**DIRECTIVE:** Rewrite the lines below, replacing "bounding boxes" with "enclosing rectangles" and leaving everything else unchanged. Omit the pictures from your answer.

Stored dataset items

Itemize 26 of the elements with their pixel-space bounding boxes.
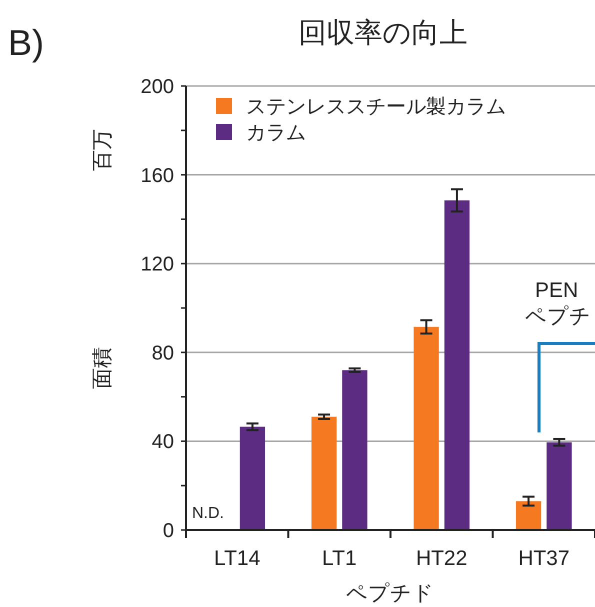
legend-label: ステンレススチール製カラム [246,96,506,118]
x-tick-label: LT1 [322,547,357,570]
bar [516,501,542,530]
legend-label: カラム [246,122,306,144]
annotation: N.D. [192,505,224,522]
bar [546,442,572,530]
x-tick-label: LT14 [214,547,261,570]
bar [414,326,439,530]
y-tick-label: 200 [140,76,174,98]
chart-title: 回収率の向上 [298,17,468,48]
y-tick-label: 160 [140,164,174,187]
text: 百万 [91,129,114,171]
x-tick-label: HT37 [518,547,570,570]
annotation: PEN ペプチ [525,279,591,328]
bar [342,370,368,530]
y-tick-label: 80 [152,342,174,364]
y-tick-label: 0 [162,520,174,542]
x-axis-title: ペプチド [346,582,434,605]
bar [240,426,266,530]
x-tick-label: HT22 [416,547,468,570]
y-tick-label: 40 [152,431,174,454]
y-tick-label: 120 [140,254,174,276]
text: B) [8,22,44,63]
bar [444,200,470,530]
y-axis-title: 面積 [91,347,114,389]
bar [311,416,337,530]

**THE SOLUTION:**
Itemize 26 of the elements with their pixel-space enclosing rectangles.
legend-label: ステンレススチール製カラム [246,96,506,118]
x-tick-label: LT1 [322,547,357,570]
bar [516,501,542,530]
legend-label: カラム [246,122,306,144]
annotation: N.D. [192,505,224,522]
bar [546,442,572,530]
x-tick-label: LT14 [214,547,261,570]
bar [414,326,439,530]
y-tick-label: 200 [140,76,174,98]
chart-title: 回収率の向上 [298,17,468,48]
y-tick-label: 160 [140,164,174,187]
text: 百万 [91,129,114,171]
x-tick-label: HT37 [518,547,570,570]
annotation: PEN ペプチ [525,279,591,328]
bar [342,370,368,530]
y-tick-label: 80 [152,342,174,364]
y-tick-label: 0 [162,520,174,542]
x-axis-title: ペプチド [346,582,434,605]
bar [240,426,266,530]
x-tick-label: HT22 [416,547,468,570]
y-tick-label: 40 [152,431,174,454]
y-tick-label: 120 [140,254,174,276]
text: B) [8,22,44,63]
bar [444,200,470,530]
y-axis-title: 面積 [91,347,114,389]
bar [311,416,337,530]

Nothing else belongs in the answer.